* [Task goal]: Reproduce every record below exactly as written, but leave out any pictures.

*** Entries ***

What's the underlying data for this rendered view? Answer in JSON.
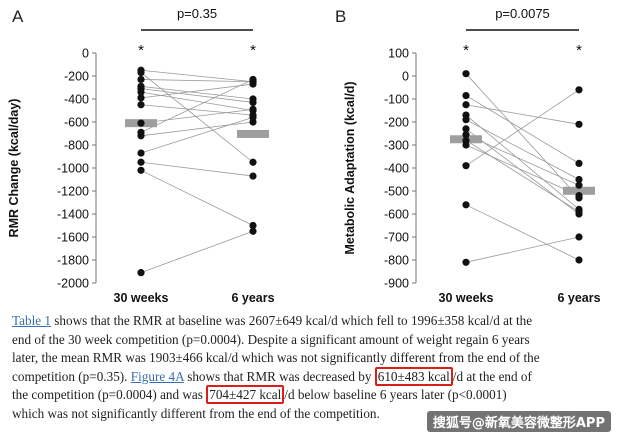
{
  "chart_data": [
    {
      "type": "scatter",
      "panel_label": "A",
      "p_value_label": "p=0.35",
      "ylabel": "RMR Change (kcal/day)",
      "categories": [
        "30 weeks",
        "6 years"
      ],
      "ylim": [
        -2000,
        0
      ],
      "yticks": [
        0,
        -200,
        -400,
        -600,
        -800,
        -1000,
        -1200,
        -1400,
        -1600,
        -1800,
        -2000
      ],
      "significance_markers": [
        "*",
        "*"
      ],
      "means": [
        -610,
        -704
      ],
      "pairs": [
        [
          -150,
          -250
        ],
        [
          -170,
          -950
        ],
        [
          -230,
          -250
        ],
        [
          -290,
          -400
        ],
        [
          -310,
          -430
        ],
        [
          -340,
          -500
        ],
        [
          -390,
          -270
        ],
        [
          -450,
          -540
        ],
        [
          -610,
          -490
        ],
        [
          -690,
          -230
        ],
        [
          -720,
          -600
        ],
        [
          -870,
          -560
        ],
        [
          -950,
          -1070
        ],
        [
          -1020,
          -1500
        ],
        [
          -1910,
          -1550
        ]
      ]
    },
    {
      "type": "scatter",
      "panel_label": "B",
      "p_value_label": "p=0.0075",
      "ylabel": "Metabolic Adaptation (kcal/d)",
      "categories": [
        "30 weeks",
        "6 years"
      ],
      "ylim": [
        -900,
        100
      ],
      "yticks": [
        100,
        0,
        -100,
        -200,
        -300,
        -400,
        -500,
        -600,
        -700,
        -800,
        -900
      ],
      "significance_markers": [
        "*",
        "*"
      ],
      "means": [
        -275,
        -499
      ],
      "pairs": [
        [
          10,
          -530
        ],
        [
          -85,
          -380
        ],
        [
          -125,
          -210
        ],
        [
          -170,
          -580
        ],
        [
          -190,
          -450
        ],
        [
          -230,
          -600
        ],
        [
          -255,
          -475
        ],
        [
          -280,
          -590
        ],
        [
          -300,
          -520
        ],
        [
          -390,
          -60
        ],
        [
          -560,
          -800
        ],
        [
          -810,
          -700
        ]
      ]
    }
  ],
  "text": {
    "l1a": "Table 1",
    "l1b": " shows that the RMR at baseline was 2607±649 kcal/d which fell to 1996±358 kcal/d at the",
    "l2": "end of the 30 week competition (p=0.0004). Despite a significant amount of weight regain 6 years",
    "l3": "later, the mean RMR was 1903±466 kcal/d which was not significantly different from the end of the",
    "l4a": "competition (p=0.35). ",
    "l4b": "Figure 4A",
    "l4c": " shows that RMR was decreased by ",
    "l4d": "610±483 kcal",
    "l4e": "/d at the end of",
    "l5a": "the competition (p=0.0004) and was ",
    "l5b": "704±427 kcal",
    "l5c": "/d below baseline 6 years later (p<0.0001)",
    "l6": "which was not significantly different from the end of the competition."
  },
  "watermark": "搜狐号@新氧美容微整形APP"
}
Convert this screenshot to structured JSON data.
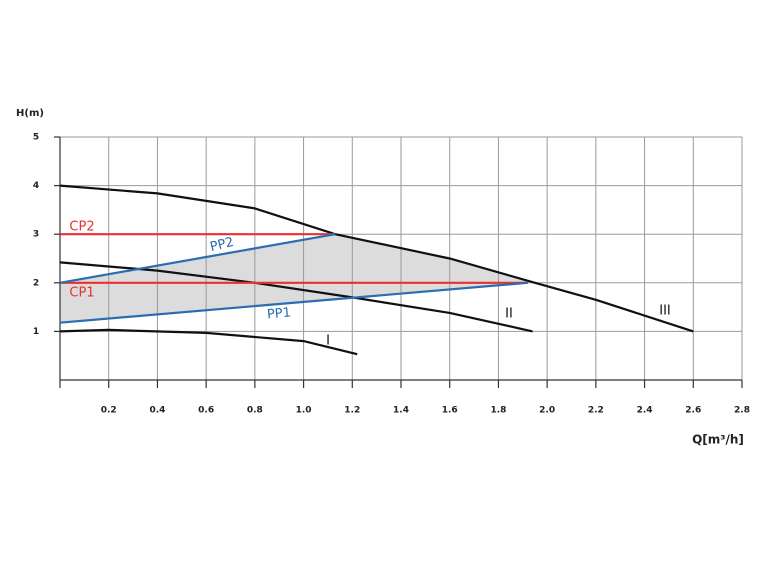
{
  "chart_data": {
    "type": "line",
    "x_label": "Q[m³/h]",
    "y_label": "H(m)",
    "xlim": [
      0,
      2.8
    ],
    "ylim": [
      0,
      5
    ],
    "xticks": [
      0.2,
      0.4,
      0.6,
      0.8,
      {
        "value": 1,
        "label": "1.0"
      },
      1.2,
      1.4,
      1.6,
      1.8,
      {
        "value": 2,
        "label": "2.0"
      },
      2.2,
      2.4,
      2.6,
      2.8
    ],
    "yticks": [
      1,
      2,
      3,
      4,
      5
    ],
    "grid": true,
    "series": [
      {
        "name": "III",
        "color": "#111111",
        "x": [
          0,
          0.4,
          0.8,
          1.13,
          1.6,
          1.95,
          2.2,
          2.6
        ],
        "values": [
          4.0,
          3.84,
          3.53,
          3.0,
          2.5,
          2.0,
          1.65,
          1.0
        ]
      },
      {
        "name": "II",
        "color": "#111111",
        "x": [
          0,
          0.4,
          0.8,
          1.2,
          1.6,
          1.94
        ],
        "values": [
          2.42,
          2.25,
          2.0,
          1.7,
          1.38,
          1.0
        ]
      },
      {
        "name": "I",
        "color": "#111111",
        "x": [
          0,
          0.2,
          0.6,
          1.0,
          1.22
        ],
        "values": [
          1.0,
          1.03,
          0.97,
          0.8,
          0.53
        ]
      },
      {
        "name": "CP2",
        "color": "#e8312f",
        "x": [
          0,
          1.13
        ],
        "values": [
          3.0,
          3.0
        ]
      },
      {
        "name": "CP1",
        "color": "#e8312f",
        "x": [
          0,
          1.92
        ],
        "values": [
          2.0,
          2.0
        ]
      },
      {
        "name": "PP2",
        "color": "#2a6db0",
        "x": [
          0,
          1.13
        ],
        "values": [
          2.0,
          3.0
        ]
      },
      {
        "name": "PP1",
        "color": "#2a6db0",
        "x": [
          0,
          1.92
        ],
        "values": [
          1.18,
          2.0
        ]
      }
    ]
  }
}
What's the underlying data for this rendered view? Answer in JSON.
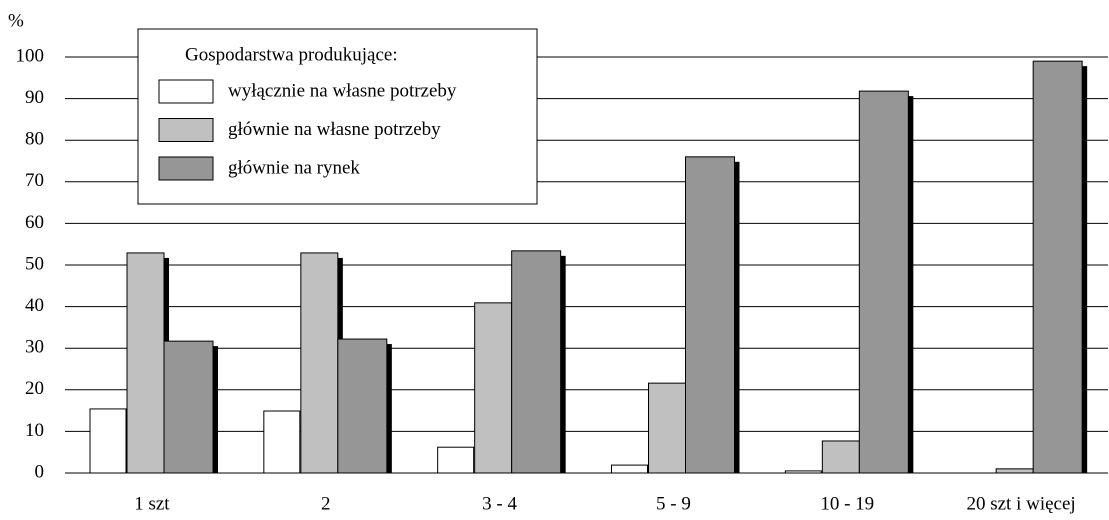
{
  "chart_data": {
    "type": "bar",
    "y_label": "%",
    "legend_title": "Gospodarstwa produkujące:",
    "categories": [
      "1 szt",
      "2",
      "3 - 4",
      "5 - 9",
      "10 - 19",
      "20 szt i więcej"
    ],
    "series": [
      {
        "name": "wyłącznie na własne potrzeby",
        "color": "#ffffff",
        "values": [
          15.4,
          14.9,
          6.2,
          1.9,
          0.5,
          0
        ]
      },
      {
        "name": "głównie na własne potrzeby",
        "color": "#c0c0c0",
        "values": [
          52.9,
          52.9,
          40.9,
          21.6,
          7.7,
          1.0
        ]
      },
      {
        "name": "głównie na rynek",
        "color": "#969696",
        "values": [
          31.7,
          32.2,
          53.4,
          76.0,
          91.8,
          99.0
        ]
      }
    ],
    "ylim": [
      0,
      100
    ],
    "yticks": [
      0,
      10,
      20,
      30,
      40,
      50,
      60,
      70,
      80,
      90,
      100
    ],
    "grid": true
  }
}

***

* [Answer below]:
What's the underlying data for this rendered view? Answer in JSON.
{
  "chart_data": [
    {
      "type": "scatter",
      "panel_label": "A",
      "p_value_label": "p=0.35",
      "ylabel": "RMR Change (kcal/day)",
      "categories": [
        "30 weeks",
        "6 years"
      ],
      "ylim": [
        -2000,
        0
      ],
      "yticks": [
        0,
        -200,
        -400,
        -600,
        -800,
        -1000,
        -1200,
        -1400,
        -1600,
        -1800,
        -2000
      ],
      "significance_markers": [
        "*",
        "*"
      ],
      "means": [
        -610,
        -704
      ],
      "pairs": [
        [
          -150,
          -250
        ],
        [
          -170,
          -950
        ],
        [
          -230,
          -250
        ],
        [
          -290,
          -400
        ],
        [
          -310,
          -430
        ],
        [
          -340,
          -500
        ],
        [
          -390,
          -270
        ],
        [
          -450,
          -540
        ],
        [
          -610,
          -490
        ],
        [
          -690,
          -230
        ],
        [
          -720,
          -600
        ],
        [
          -870,
          -560
        ],
        [
          -950,
          -1070
        ],
        [
          -1020,
          -1500
        ],
        [
          -1910,
          -1550
        ]
      ]
    },
    {
      "type": "scatter",
      "panel_label": "B",
      "p_value_label": "p=0.0075",
      "ylabel": "Metabolic Adaptation (kcal/d)",
      "categories": [
        "30 weeks",
        "6 years"
      ],
      "ylim": [
        -900,
        100
      ],
      "yticks": [
        100,
        0,
        -100,
        -200,
        -300,
        -400,
        -500,
        -600,
        -700,
        -800,
        -900
      ],
      "significance_markers": [
        "*",
        "*"
      ],
      "means": [
        -275,
        -499
      ],
      "pairs": [
        [
          10,
          -530
        ],
        [
          -85,
          -380
        ],
        [
          -125,
          -210
        ],
        [
          -170,
          -580
        ],
        [
          -190,
          -450
        ],
        [
          -230,
          -600
        ],
        [
          -255,
          -475
        ],
        [
          -280,
          -590
        ],
        [
          -300,
          -520
        ],
        [
          -390,
          -60
        ],
        [
          -560,
          -800
        ],
        [
          -810,
          -700
        ]
      ]
    }
  ],
  "text": {
    "l1a": "Table 1",
    "l1b": " shows that the RMR at baseline was 2607±649 kcal/d which fell to 1996±358 kcal/d at the",
    "l2": "end of the 30 week competition (p=0.0004). Despite a significant amount of weight regain 6 years",
    "l3": "later, the mean RMR was 1903±466 kcal/d which was not significantly different from the end of the",
    "l4a": "competition (p=0.35). ",
    "l4b": "Figure 4A",
    "l4c": " shows that RMR was decreased by ",
    "l4d": "610±483 kcal",
    "l4e": "/d at the end of",
    "l5a": "the competition (p=0.0004) and was ",
    "l5b": "704±427 kcal",
    "l5c": "/d below baseline 6 years later (p<0.0001)",
    "l6": "which was not significantly different from the end of the competition."
  },
  "watermark": "搜狐号@新氧美容微整形APP"
}
Convert this screenshot to structured JSON data.
{
  "chart_data": {
    "type": "line",
    "x_label": "Q[m³/h]",
    "y_label": "H(m)",
    "xlim": [
      0,
      2.8
    ],
    "ylim": [
      0,
      5
    ],
    "xticks": [
      0.2,
      0.4,
      0.6,
      0.8,
      {
        "value": 1,
        "label": "1.0"
      },
      1.2,
      1.4,
      1.6,
      1.8,
      {
        "value": 2,
        "label": "2.0"
      },
      2.2,
      2.4,
      2.6,
      2.8
    ],
    "yticks": [
      1,
      2,
      3,
      4,
      5
    ],
    "grid": true,
    "series": [
      {
        "name": "III",
        "color": "#111111",
        "x": [
          0,
          0.4,
          0.8,
          1.13,
          1.6,
          1.95,
          2.2,
          2.6
        ],
        "values": [
          4.0,
          3.84,
          3.53,
          3.0,
          2.5,
          2.0,
          1.65,
          1.0
        ]
      },
      {
        "name": "II",
        "color": "#111111",
        "x": [
          0,
          0.4,
          0.8,
          1.2,
          1.6,
          1.94
        ],
        "values": [
          2.42,
          2.25,
          2.0,
          1.7,
          1.38,
          1.0
        ]
      },
      {
        "name": "I",
        "color": "#111111",
        "x": [
          0,
          0.2,
          0.6,
          1.0,
          1.22
        ],
        "values": [
          1.0,
          1.03,
          0.97,
          0.8,
          0.53
        ]
      },
      {
        "name": "CP2",
        "color": "#e8312f",
        "x": [
          0,
          1.13
        ],
        "values": [
          3.0,
          3.0
        ]
      },
      {
        "name": "CP1",
        "color": "#e8312f",
        "x": [
          0,
          1.92
        ],
        "values": [
          2.0,
          2.0
        ]
      },
      {
        "name": "PP2",
        "color": "#2a6db0",
        "x": [
          0,
          1.13
        ],
        "values": [
          2.0,
          3.0
        ]
      },
      {
        "name": "PP1",
        "color": "#2a6db0",
        "x": [
          0,
          1.92
        ],
        "values": [
          1.18,
          2.0
        ]
      }
    ]
  }
}
What's the underlying data for this rendered view? Answer in JSON.
{
  "chart_data": {
    "type": "bar",
    "y_label": "%",
    "legend_title": "Gospodarstwa produkujące:",
    "categories": [
      "1 szt",
      "2",
      "3 - 4",
      "5 - 9",
      "10 - 19",
      "20 szt i więcej"
    ],
    "series": [
      {
        "name": "wyłącznie na własne potrzeby",
        "color": "#ffffff",
        "values": [
          15.4,
          14.9,
          6.2,
          1.9,
          0.5,
          0
        ]
      },
      {
        "name": "głównie na własne potrzeby",
        "color": "#c0c0c0",
        "values": [
          52.9,
          52.9,
          40.9,
          21.6,
          7.7,
          1.0
        ]
      },
      {
        "name": "głównie na rynek",
        "color": "#969696",
        "values": [
          31.7,
          32.2,
          53.4,
          76.0,
          91.8,
          99.0
        ]
      }
    ],
    "ylim": [
      0,
      100
    ],
    "yticks": [
      0,
      10,
      20,
      30,
      40,
      50,
      60,
      70,
      80,
      90,
      100
    ],
    "grid": true
  }
}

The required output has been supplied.